LISTED ENTRIES:

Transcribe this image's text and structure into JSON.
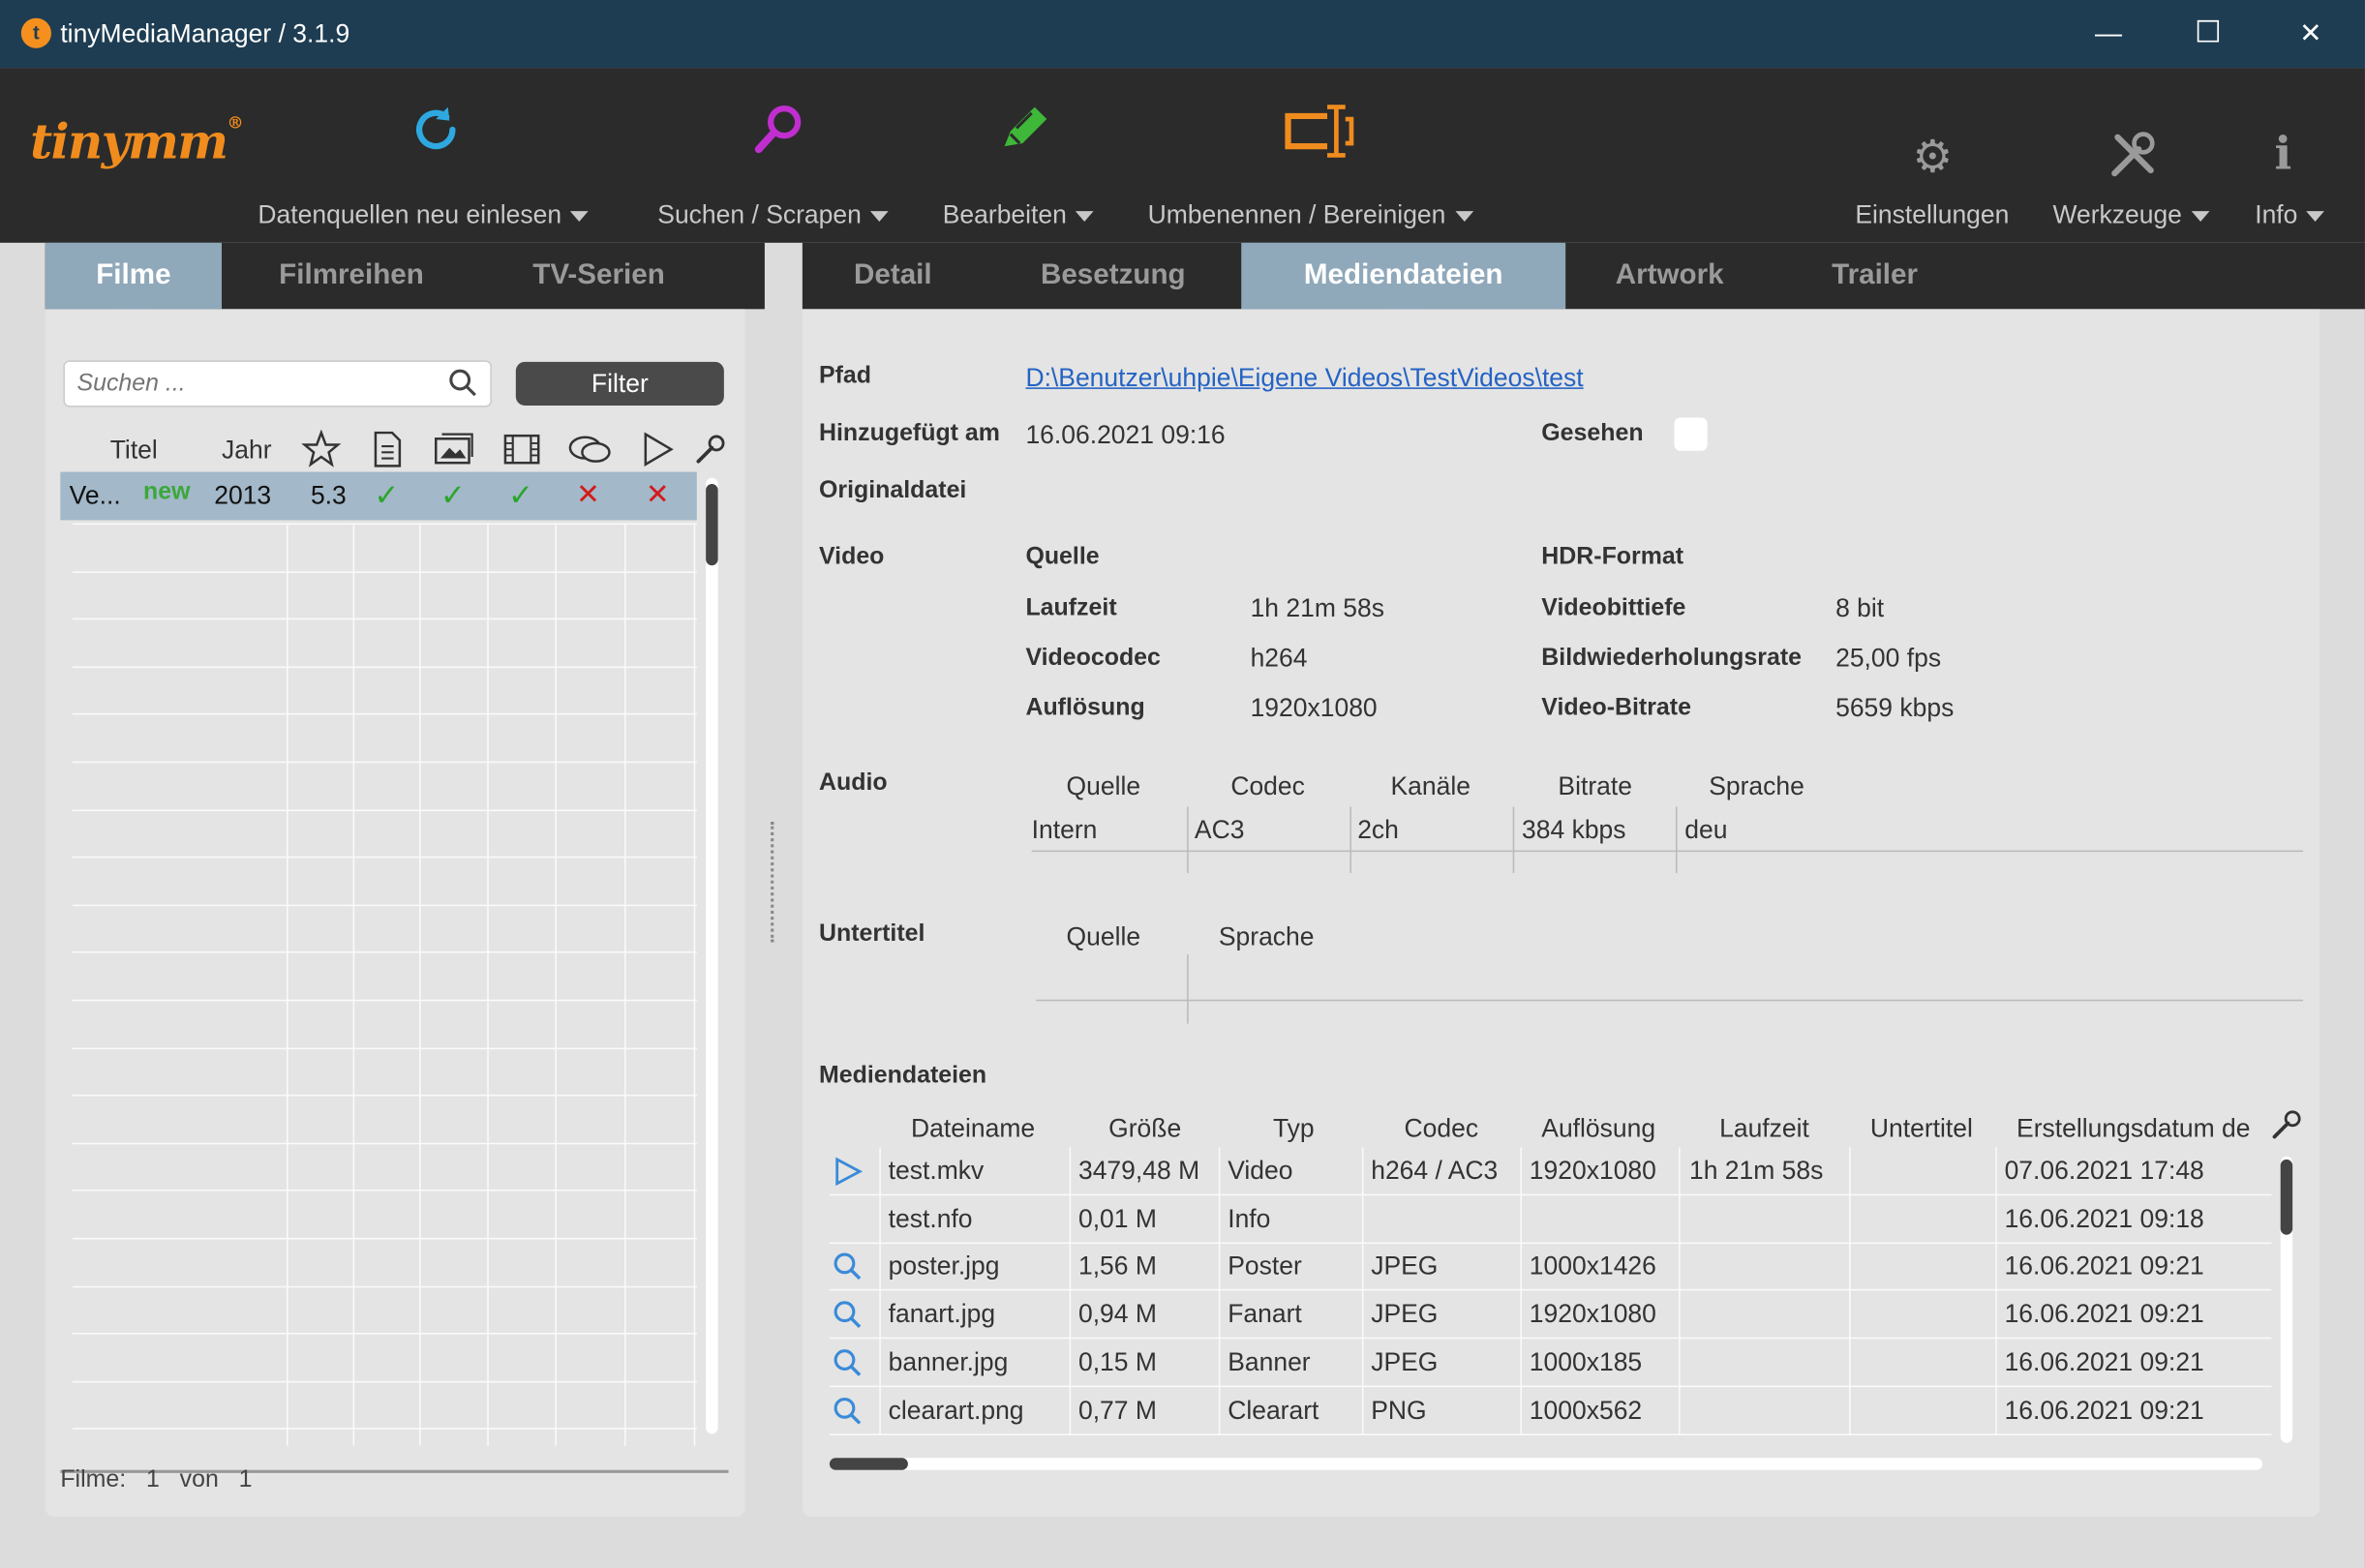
{
  "window": {
    "title": "tinyMediaManager / 3.1.9",
    "min": "—",
    "max": "☐",
    "close": "✕"
  },
  "logo": {
    "text": "tinymm",
    "mark": "®"
  },
  "toolbar": {
    "update_label": "Datenquellen neu einlesen",
    "search_label": "Suchen / Scrapen",
    "edit_label": "Bearbeiten",
    "rename_label": "Umbenennen / Bereinigen",
    "settings_label": "Einstellungen",
    "tools_label": "Werkzeuge",
    "info_label": "Info"
  },
  "left_tabs": [
    "Filme",
    "Filmreihen",
    "TV-Serien"
  ],
  "right_tabs": [
    "Detail",
    "Besetzung",
    "Mediendateien",
    "Artwork",
    "Trailer"
  ],
  "search": {
    "placeholder": "Suchen ..."
  },
  "filter_label": "Filter",
  "movie_table": {
    "headers": {
      "title": "Titel",
      "year": "Jahr"
    },
    "row": {
      "title": "Ve...",
      "badge": "new",
      "year": "2013",
      "rating": "5.3",
      "check": "✓",
      "cross": "✕"
    }
  },
  "status": {
    "label": "Filme:",
    "count": "1",
    "of": "von",
    "total": "1"
  },
  "details": {
    "path_label": "Pfad",
    "path_value": "D:\\Benutzer\\uhpie\\Eigene Videos\\TestVideos\\test",
    "added_label": "Hinzugefügt am",
    "added_value": "16.06.2021 09:16",
    "watched_label": "Gesehen",
    "original_label": "Originaldatei",
    "video_label": "Video",
    "source_label": "Quelle",
    "hdr_label": "HDR-Format",
    "runtime_label": "Laufzeit",
    "runtime_value": "1h 21m 58s",
    "bitdepth_label": "Videobittiefe",
    "bitdepth_value": "8 bit",
    "codec_label": "Videocodec",
    "codec_value": "h264",
    "framerate_label": "Bildwiederholungsrate",
    "framerate_value": "25,00 fps",
    "resolution_label": "Auflösung",
    "resolution_value": "1920x1080",
    "bitrate_label": "Video-Bitrate",
    "bitrate_value": "5659 kbps",
    "audio_label": "Audio",
    "audio_headers": [
      "Quelle",
      "Codec",
      "Kanäle",
      "Bitrate",
      "Sprache"
    ],
    "audio_row": [
      "Intern",
      "AC3",
      "2ch",
      "384 kbps",
      "deu"
    ],
    "subtitle_label": "Untertitel",
    "subtitle_headers": [
      "Quelle",
      "Sprache"
    ],
    "mediafiles_label": "Mediendateien"
  },
  "mediafiles": {
    "headers": [
      "Dateiname",
      "Größe",
      "Typ",
      "Codec",
      "Auflösung",
      "Laufzeit",
      "Untertitel",
      "Erstellungsdatum de"
    ],
    "rows": [
      {
        "icon": "▷",
        "name": "test.mkv",
        "size": "3479,48 M",
        "type": "Video",
        "codec": "h264 / AC3",
        "res": "1920x1080",
        "runtime": "1h 21m 58s",
        "date": "07.06.2021 17:48"
      },
      {
        "icon": "",
        "name": "test.nfo",
        "size": "0,01 M",
        "type": "Info",
        "codec": "",
        "res": "",
        "runtime": "",
        "date": "16.06.2021 09:18"
      },
      {
        "icon": "🔍",
        "name": "poster.jpg",
        "size": "1,56 M",
        "type": "Poster",
        "codec": "JPEG",
        "res": "1000x1426",
        "runtime": "",
        "date": "16.06.2021 09:21"
      },
      {
        "icon": "🔍",
        "name": "fanart.jpg",
        "size": "0,94 M",
        "type": "Fanart",
        "codec": "JPEG",
        "res": "1920x1080",
        "runtime": "",
        "date": "16.06.2021 09:21"
      },
      {
        "icon": "🔍",
        "name": "banner.jpg",
        "size": "0,15 M",
        "type": "Banner",
        "codec": "JPEG",
        "res": "1000x185",
        "runtime": "",
        "date": "16.06.2021 09:21"
      },
      {
        "icon": "🔍",
        "name": "clearart.png",
        "size": "0,77 M",
        "type": "Clearart",
        "codec": "PNG",
        "res": "1000x562",
        "runtime": "",
        "date": "16.06.2021 09:21"
      }
    ]
  }
}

GIVEN TASK: Make an exact copy of all entries above, dropping the images.

WRITTEN ANSWER:
Transcribe this image's text and structure into JSON.
{
  "window": {
    "title": "tinyMediaManager / 3.1.9",
    "min": "—",
    "max": "☐",
    "close": "✕"
  },
  "logo": {
    "text": "tinymm",
    "mark": "®"
  },
  "toolbar": {
    "update_label": "Datenquellen neu einlesen",
    "search_label": "Suchen / Scrapen",
    "edit_label": "Bearbeiten",
    "rename_label": "Umbenennen / Bereinigen",
    "settings_label": "Einstellungen",
    "tools_label": "Werkzeuge",
    "info_label": "Info"
  },
  "left_tabs": [
    "Filme",
    "Filmreihen",
    "TV-Serien"
  ],
  "right_tabs": [
    "Detail",
    "Besetzung",
    "Mediendateien",
    "Artwork",
    "Trailer"
  ],
  "search": {
    "placeholder": "Suchen ..."
  },
  "filter_label": "Filter",
  "movie_table": {
    "headers": {
      "title": "Titel",
      "year": "Jahr"
    },
    "row": {
      "title": "Ve...",
      "badge": "new",
      "year": "2013",
      "rating": "5.3",
      "check": "✓",
      "cross": "✕"
    }
  },
  "status": {
    "label": "Filme:",
    "count": "1",
    "of": "von",
    "total": "1"
  },
  "details": {
    "path_label": "Pfad",
    "path_value": "D:\\Benutzer\\uhpie\\Eigene Videos\\TestVideos\\test",
    "added_label": "Hinzugefügt am",
    "added_value": "16.06.2021 09:16",
    "watched_label": "Gesehen",
    "original_label": "Originaldatei",
    "video_label": "Video",
    "source_label": "Quelle",
    "hdr_label": "HDR-Format",
    "runtime_label": "Laufzeit",
    "runtime_value": "1h 21m 58s",
    "bitdepth_label": "Videobittiefe",
    "bitdepth_value": "8 bit",
    "codec_label": "Videocodec",
    "codec_value": "h264",
    "framerate_label": "Bildwiederholungsrate",
    "framerate_value": "25,00 fps",
    "resolution_label": "Auflösung",
    "resolution_value": "1920x1080",
    "bitrate_label": "Video-Bitrate",
    "bitrate_value": "5659 kbps",
    "audio_label": "Audio",
    "audio_headers": [
      "Quelle",
      "Codec",
      "Kanäle",
      "Bitrate",
      "Sprache"
    ],
    "audio_row": [
      "Intern",
      "AC3",
      "2ch",
      "384 kbps",
      "deu"
    ],
    "subtitle_label": "Untertitel",
    "subtitle_headers": [
      "Quelle",
      "Sprache"
    ],
    "mediafiles_label": "Mediendateien"
  },
  "mediafiles": {
    "headers": [
      "Dateiname",
      "Größe",
      "Typ",
      "Codec",
      "Auflösung",
      "Laufzeit",
      "Untertitel",
      "Erstellungsdatum de"
    ],
    "rows": [
      {
        "icon": "▷",
        "name": "test.mkv",
        "size": "3479,48 M",
        "type": "Video",
        "codec": "h264 / AC3",
        "res": "1920x1080",
        "runtime": "1h 21m 58s",
        "date": "07.06.2021 17:48"
      },
      {
        "icon": "",
        "name": "test.nfo",
        "size": "0,01 M",
        "type": "Info",
        "codec": "",
        "res": "",
        "runtime": "",
        "date": "16.06.2021 09:18"
      },
      {
        "icon": "🔍",
        "name": "poster.jpg",
        "size": "1,56 M",
        "type": "Poster",
        "codec": "JPEG",
        "res": "1000x1426",
        "runtime": "",
        "date": "16.06.2021 09:21"
      },
      {
        "icon": "🔍",
        "name": "fanart.jpg",
        "size": "0,94 M",
        "type": "Fanart",
        "codec": "JPEG",
        "res": "1920x1080",
        "runtime": "",
        "date": "16.06.2021 09:21"
      },
      {
        "icon": "🔍",
        "name": "banner.jpg",
        "size": "0,15 M",
        "type": "Banner",
        "codec": "JPEG",
        "res": "1000x185",
        "runtime": "",
        "date": "16.06.2021 09:21"
      },
      {
        "icon": "🔍",
        "name": "clearart.png",
        "size": "0,77 M",
        "type": "Clearart",
        "codec": "PNG",
        "res": "1000x562",
        "runtime": "",
        "date": "16.06.2021 09:21"
      }
    ]
  }
}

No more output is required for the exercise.